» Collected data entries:
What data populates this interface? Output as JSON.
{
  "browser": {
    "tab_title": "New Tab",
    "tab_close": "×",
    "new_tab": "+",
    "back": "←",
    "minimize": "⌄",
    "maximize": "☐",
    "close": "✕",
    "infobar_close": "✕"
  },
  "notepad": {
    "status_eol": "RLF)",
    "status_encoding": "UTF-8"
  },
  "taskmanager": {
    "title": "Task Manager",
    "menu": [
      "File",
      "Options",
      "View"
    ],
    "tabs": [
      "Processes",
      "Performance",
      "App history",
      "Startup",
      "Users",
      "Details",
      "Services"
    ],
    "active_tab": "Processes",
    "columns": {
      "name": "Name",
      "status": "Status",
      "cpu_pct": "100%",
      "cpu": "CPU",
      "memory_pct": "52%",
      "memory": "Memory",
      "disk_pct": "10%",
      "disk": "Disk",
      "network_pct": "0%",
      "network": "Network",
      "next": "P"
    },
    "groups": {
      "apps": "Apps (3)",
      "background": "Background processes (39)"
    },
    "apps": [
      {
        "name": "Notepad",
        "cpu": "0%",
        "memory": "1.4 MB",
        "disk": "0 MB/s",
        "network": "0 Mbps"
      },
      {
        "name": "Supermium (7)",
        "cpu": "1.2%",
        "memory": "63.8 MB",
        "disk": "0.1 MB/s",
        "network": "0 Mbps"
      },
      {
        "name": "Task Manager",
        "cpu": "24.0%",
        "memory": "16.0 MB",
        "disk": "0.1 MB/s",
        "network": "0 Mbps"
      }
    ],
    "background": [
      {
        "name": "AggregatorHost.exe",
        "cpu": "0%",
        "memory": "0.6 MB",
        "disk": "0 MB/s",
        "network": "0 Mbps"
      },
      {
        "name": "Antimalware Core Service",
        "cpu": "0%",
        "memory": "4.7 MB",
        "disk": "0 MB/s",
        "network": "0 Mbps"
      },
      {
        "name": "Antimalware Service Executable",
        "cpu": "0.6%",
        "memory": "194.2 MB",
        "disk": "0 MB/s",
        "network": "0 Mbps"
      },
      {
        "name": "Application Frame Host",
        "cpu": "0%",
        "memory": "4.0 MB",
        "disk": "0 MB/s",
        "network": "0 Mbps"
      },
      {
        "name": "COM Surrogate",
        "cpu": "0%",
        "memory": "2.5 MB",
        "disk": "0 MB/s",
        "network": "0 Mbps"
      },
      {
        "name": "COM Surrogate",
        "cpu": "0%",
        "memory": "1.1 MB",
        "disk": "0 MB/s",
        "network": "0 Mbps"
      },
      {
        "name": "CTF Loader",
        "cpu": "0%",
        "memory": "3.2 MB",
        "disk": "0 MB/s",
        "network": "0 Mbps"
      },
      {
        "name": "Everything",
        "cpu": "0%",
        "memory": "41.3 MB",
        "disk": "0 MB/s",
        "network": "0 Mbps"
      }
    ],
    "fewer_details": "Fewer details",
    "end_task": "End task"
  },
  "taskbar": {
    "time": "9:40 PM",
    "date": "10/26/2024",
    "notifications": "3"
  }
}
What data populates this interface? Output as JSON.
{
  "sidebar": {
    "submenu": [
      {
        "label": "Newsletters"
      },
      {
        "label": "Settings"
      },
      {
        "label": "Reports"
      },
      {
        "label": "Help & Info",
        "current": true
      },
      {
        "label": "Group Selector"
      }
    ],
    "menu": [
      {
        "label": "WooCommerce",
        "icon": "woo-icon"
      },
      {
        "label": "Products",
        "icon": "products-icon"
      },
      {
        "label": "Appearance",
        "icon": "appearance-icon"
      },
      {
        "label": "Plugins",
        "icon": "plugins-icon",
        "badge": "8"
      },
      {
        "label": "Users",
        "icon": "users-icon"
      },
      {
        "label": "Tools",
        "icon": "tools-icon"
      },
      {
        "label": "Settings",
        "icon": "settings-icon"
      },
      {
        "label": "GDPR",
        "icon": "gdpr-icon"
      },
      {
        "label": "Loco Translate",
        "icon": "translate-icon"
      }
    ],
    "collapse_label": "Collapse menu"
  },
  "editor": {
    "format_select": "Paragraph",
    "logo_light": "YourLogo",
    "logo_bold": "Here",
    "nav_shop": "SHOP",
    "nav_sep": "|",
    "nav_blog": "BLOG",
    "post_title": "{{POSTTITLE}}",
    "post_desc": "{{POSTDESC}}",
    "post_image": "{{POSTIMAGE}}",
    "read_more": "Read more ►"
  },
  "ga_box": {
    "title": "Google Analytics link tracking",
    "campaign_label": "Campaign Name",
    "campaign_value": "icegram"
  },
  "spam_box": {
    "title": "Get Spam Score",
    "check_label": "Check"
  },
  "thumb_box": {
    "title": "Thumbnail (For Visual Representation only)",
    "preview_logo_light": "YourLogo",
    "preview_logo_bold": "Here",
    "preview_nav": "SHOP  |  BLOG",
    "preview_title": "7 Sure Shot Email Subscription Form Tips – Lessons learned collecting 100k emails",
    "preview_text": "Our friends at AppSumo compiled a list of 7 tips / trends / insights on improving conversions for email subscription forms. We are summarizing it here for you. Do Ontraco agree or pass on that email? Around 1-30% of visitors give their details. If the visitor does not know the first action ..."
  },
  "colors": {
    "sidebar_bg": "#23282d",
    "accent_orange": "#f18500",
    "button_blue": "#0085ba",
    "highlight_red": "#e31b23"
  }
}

» EXERCISE AIM:
Set down all of the data above, word for word.

» EXERCISE RESULT:
What data populates this interface? Output as JSON.
{
  "browser": {
    "tab_title": "New Tab",
    "tab_close": "×",
    "new_tab": "+",
    "back": "←",
    "minimize": "⌄",
    "maximize": "☐",
    "close": "✕",
    "infobar_close": "✕"
  },
  "notepad": {
    "status_eol": "RLF)",
    "status_encoding": "UTF-8"
  },
  "taskmanager": {
    "title": "Task Manager",
    "menu": [
      "File",
      "Options",
      "View"
    ],
    "tabs": [
      "Processes",
      "Performance",
      "App history",
      "Startup",
      "Users",
      "Details",
      "Services"
    ],
    "active_tab": "Processes",
    "columns": {
      "name": "Name",
      "status": "Status",
      "cpu_pct": "100%",
      "cpu": "CPU",
      "memory_pct": "52%",
      "memory": "Memory",
      "disk_pct": "10%",
      "disk": "Disk",
      "network_pct": "0%",
      "network": "Network",
      "next": "P"
    },
    "groups": {
      "apps": "Apps (3)",
      "background": "Background processes (39)"
    },
    "apps": [
      {
        "name": "Notepad",
        "cpu": "0%",
        "memory": "1.4 MB",
        "disk": "0 MB/s",
        "network": "0 Mbps"
      },
      {
        "name": "Supermium (7)",
        "cpu": "1.2%",
        "memory": "63.8 MB",
        "disk": "0.1 MB/s",
        "network": "0 Mbps"
      },
      {
        "name": "Task Manager",
        "cpu": "24.0%",
        "memory": "16.0 MB",
        "disk": "0.1 MB/s",
        "network": "0 Mbps"
      }
    ],
    "background": [
      {
        "name": "AggregatorHost.exe",
        "cpu": "0%",
        "memory": "0.6 MB",
        "disk": "0 MB/s",
        "network": "0 Mbps"
      },
      {
        "name": "Antimalware Core Service",
        "cpu": "0%",
        "memory": "4.7 MB",
        "disk": "0 MB/s",
        "network": "0 Mbps"
      },
      {
        "name": "Antimalware Service Executable",
        "cpu": "0.6%",
        "memory": "194.2 MB",
        "disk": "0 MB/s",
        "network": "0 Mbps"
      },
      {
        "name": "Application Frame Host",
        "cpu": "0%",
        "memory": "4.0 MB",
        "disk": "0 MB/s",
        "network": "0 Mbps"
      },
      {
        "name": "COM Surrogate",
        "cpu": "0%",
        "memory": "2.5 MB",
        "disk": "0 MB/s",
        "network": "0 Mbps"
      },
      {
        "name": "COM Surrogate",
        "cpu": "0%",
        "memory": "1.1 MB",
        "disk": "0 MB/s",
        "network": "0 Mbps"
      },
      {
        "name": "CTF Loader",
        "cpu": "0%",
        "memory": "3.2 MB",
        "disk": "0 MB/s",
        "network": "0 Mbps"
      },
      {
        "name": "Everything",
        "cpu": "0%",
        "memory": "41.3 MB",
        "disk": "0 MB/s",
        "network": "0 Mbps"
      }
    ],
    "fewer_details": "Fewer details",
    "end_task": "End task"
  },
  "taskbar": {
    "time": "9:40 PM",
    "date": "10/26/2024",
    "notifications": "3"
  }
}
What data populates this interface? Output as JSON.
{
  "sidebar": {
    "submenu": [
      {
        "label": "Newsletters"
      },
      {
        "label": "Settings"
      },
      {
        "label": "Reports"
      },
      {
        "label": "Help & Info",
        "current": true
      },
      {
        "label": "Group Selector"
      }
    ],
    "menu": [
      {
        "label": "WooCommerce",
        "icon": "woo-icon"
      },
      {
        "label": "Products",
        "icon": "products-icon"
      },
      {
        "label": "Appearance",
        "icon": "appearance-icon"
      },
      {
        "label": "Plugins",
        "icon": "plugins-icon",
        "badge": "8"
      },
      {
        "label": "Users",
        "icon": "users-icon"
      },
      {
        "label": "Tools",
        "icon": "tools-icon"
      },
      {
        "label": "Settings",
        "icon": "settings-icon"
      },
      {
        "label": "GDPR",
        "icon": "gdpr-icon"
      },
      {
        "label": "Loco Translate",
        "icon": "translate-icon"
      }
    ],
    "collapse_label": "Collapse menu"
  },
  "editor": {
    "format_select": "Paragraph",
    "logo_light": "YourLogo",
    "logo_bold": "Here",
    "nav_shop": "SHOP",
    "nav_sep": "|",
    "nav_blog": "BLOG",
    "post_title": "{{POSTTITLE}}",
    "post_desc": "{{POSTDESC}}",
    "post_image": "{{POSTIMAGE}}",
    "read_more": "Read more ►"
  },
  "ga_box": {
    "title": "Google Analytics link tracking",
    "campaign_label": "Campaign Name",
    "campaign_value": "icegram"
  },
  "spam_box": {
    "title": "Get Spam Score",
    "check_label": "Check"
  },
  "thumb_box": {
    "title": "Thumbnail (For Visual Representation only)",
    "preview_logo_light": "YourLogo",
    "preview_logo_bold": "Here",
    "preview_nav": "SHOP  |  BLOG",
    "preview_title": "7 Sure Shot Email Subscription Form Tips – Lessons learned collecting 100k emails",
    "preview_text": "Our friends at AppSumo compiled a list of 7 tips / trends / insights on improving conversions for email subscription forms. We are summarizing it here for you. Do Ontraco agree or pass on that email? Around 1-30% of visitors give their details. If the visitor does not know the first action ..."
  },
  "colors": {
    "sidebar_bg": "#23282d",
    "accent_orange": "#f18500",
    "button_blue": "#0085ba",
    "highlight_red": "#e31b23"
  }
}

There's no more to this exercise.